» What to produce:
Omit the pictures and output every entry below exactly as written.

» Entries:
________________
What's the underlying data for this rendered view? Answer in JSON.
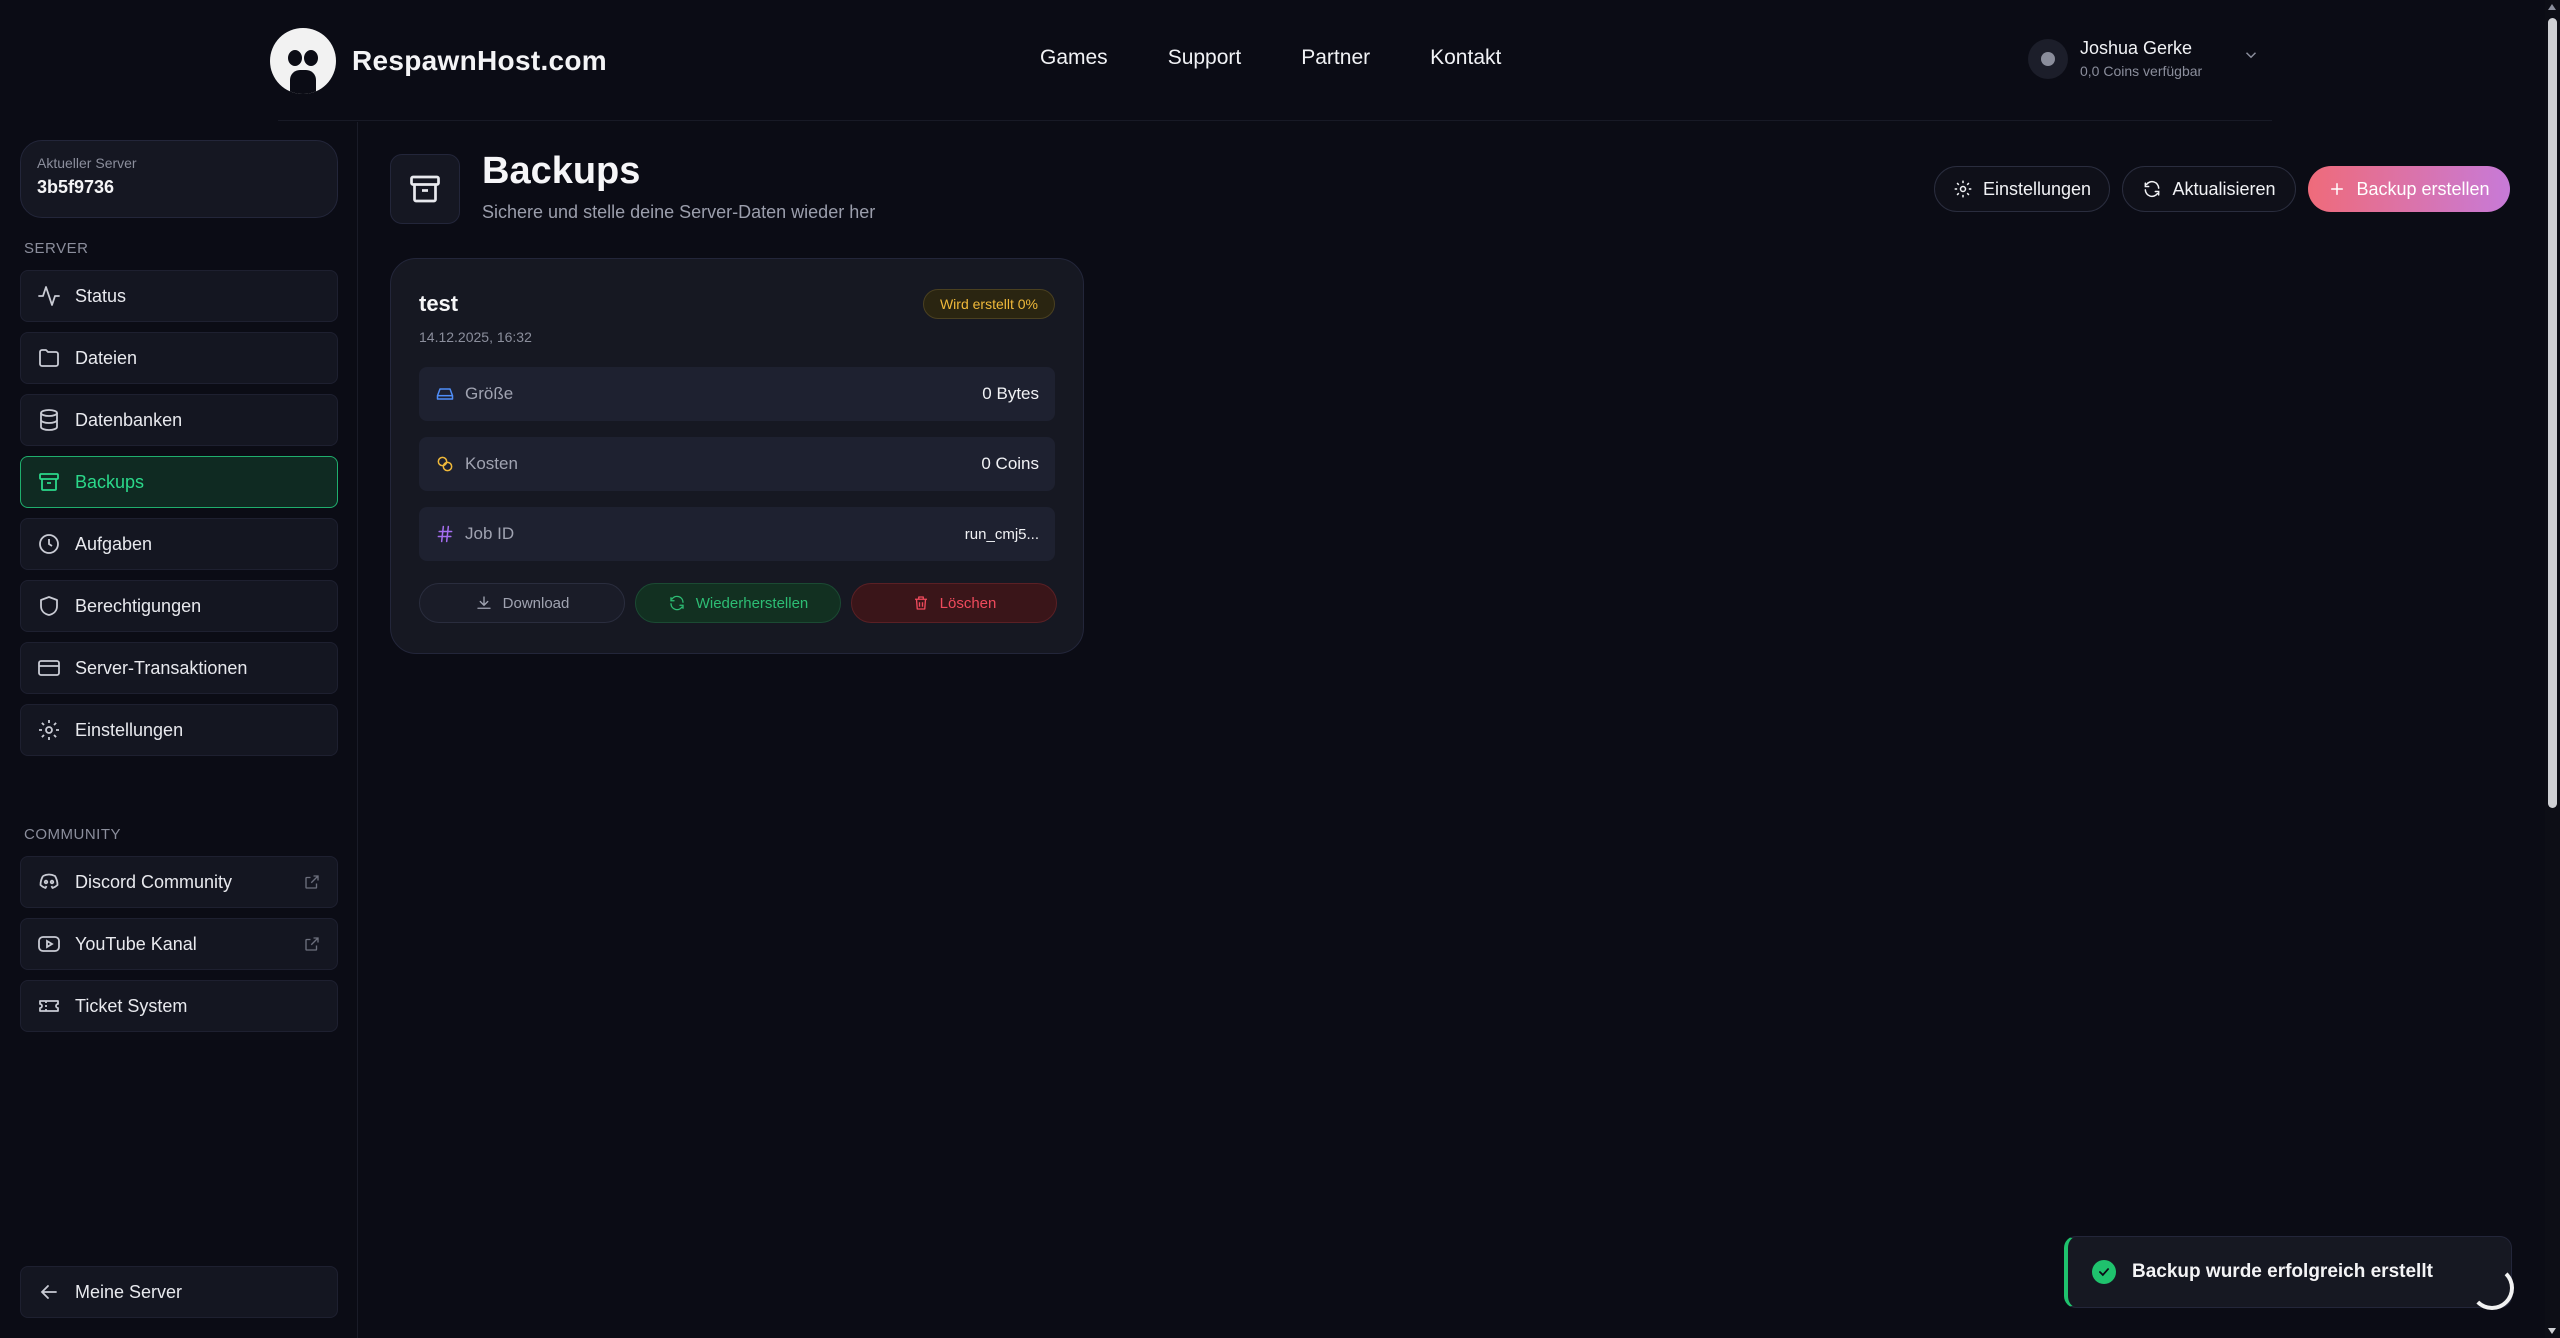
{
  "header": {
    "logo_text": "RespawnHost.com",
    "nav": [
      "Games",
      "Support",
      "Partner",
      "Kontakt"
    ],
    "user": {
      "name": "Joshua Gerke",
      "coins": "0,0 Coins verfügbar"
    }
  },
  "sidebar": {
    "current_server_label": "Aktueller Server",
    "current_server_value": "3b5f9736",
    "server_section": "SERVER",
    "server_items": [
      {
        "label": "Status",
        "icon": "activity-icon"
      },
      {
        "label": "Dateien",
        "icon": "folder-icon"
      },
      {
        "label": "Datenbanken",
        "icon": "database-icon"
      },
      {
        "label": "Backups",
        "icon": "archive-icon",
        "active": true
      },
      {
        "label": "Aufgaben",
        "icon": "clock-icon"
      },
      {
        "label": "Berechtigungen",
        "icon": "shield-icon"
      },
      {
        "label": "Server-Transaktionen",
        "icon": "credit-card-icon"
      },
      {
        "label": "Einstellungen",
        "icon": "gear-icon"
      }
    ],
    "community_section": "COMMUNITY",
    "community_items": [
      {
        "label": "Discord Community",
        "icon": "discord-icon",
        "external": true
      },
      {
        "label": "YouTube Kanal",
        "icon": "youtube-icon",
        "external": true
      },
      {
        "label": "Ticket System",
        "icon": "ticket-icon"
      }
    ],
    "back_label": "Meine Server"
  },
  "page": {
    "title": "Backups",
    "subtitle": "Sichere und stelle deine Server-Daten wieder her",
    "buttons": {
      "settings": "Einstellungen",
      "refresh": "Aktualisieren",
      "create": "Backup erstellen"
    }
  },
  "backup_card": {
    "name": "test",
    "date": "14.12.2025, 16:32",
    "status": "Wird erstellt 0%",
    "rows": [
      {
        "label": "Größe",
        "value": "0 Bytes"
      },
      {
        "label": "Kosten",
        "value": "0 Coins"
      },
      {
        "label": "Job ID",
        "value": "run_cmj5..."
      }
    ],
    "actions": {
      "download": "Download",
      "restore": "Wiederherstellen",
      "delete": "Löschen"
    }
  },
  "toast": {
    "message": "Backup wurde erfolgreich erstellt"
  },
  "colors": {
    "background": "#0b0c15",
    "accent_green": "#2bd88a",
    "danger": "#ef4a5c",
    "warning": "#f0b93a",
    "primary_gradient_start": "#ef6b7a",
    "primary_gradient_end": "#c77ad8"
  }
}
________________
» Reply:
What's the underlying data for this rendered view? Answer in JSON.
{
  "header": {
    "logo_text": "RespawnHost.com",
    "nav": [
      "Games",
      "Support",
      "Partner",
      "Kontakt"
    ],
    "user": {
      "name": "Joshua Gerke",
      "coins": "0,0 Coins verfügbar"
    }
  },
  "sidebar": {
    "current_server_label": "Aktueller Server",
    "current_server_value": "3b5f9736",
    "server_section": "SERVER",
    "server_items": [
      {
        "label": "Status",
        "icon": "activity-icon"
      },
      {
        "label": "Dateien",
        "icon": "folder-icon"
      },
      {
        "label": "Datenbanken",
        "icon": "database-icon"
      },
      {
        "label": "Backups",
        "icon": "archive-icon",
        "active": true
      },
      {
        "label": "Aufgaben",
        "icon": "clock-icon"
      },
      {
        "label": "Berechtigungen",
        "icon": "shield-icon"
      },
      {
        "label": "Server-Transaktionen",
        "icon": "credit-card-icon"
      },
      {
        "label": "Einstellungen",
        "icon": "gear-icon"
      }
    ],
    "community_section": "COMMUNITY",
    "community_items": [
      {
        "label": "Discord Community",
        "icon": "discord-icon",
        "external": true
      },
      {
        "label": "YouTube Kanal",
        "icon": "youtube-icon",
        "external": true
      },
      {
        "label": "Ticket System",
        "icon": "ticket-icon"
      }
    ],
    "back_label": "Meine Server"
  },
  "page": {
    "title": "Backups",
    "subtitle": "Sichere und stelle deine Server-Daten wieder her",
    "buttons": {
      "settings": "Einstellungen",
      "refresh": "Aktualisieren",
      "create": "Backup erstellen"
    }
  },
  "backup_card": {
    "name": "test",
    "date": "14.12.2025, 16:32",
    "status": "Wird erstellt 0%",
    "rows": [
      {
        "label": "Größe",
        "value": "0 Bytes"
      },
      {
        "label": "Kosten",
        "value": "0 Coins"
      },
      {
        "label": "Job ID",
        "value": "run_cmj5..."
      }
    ],
    "actions": {
      "download": "Download",
      "restore": "Wiederherstellen",
      "delete": "Löschen"
    }
  },
  "toast": {
    "message": "Backup wurde erfolgreich erstellt"
  },
  "colors": {
    "background": "#0b0c15",
    "accent_green": "#2bd88a",
    "danger": "#ef4a5c",
    "warning": "#f0b93a",
    "primary_gradient_start": "#ef6b7a",
    "primary_gradient_end": "#c77ad8"
  }
}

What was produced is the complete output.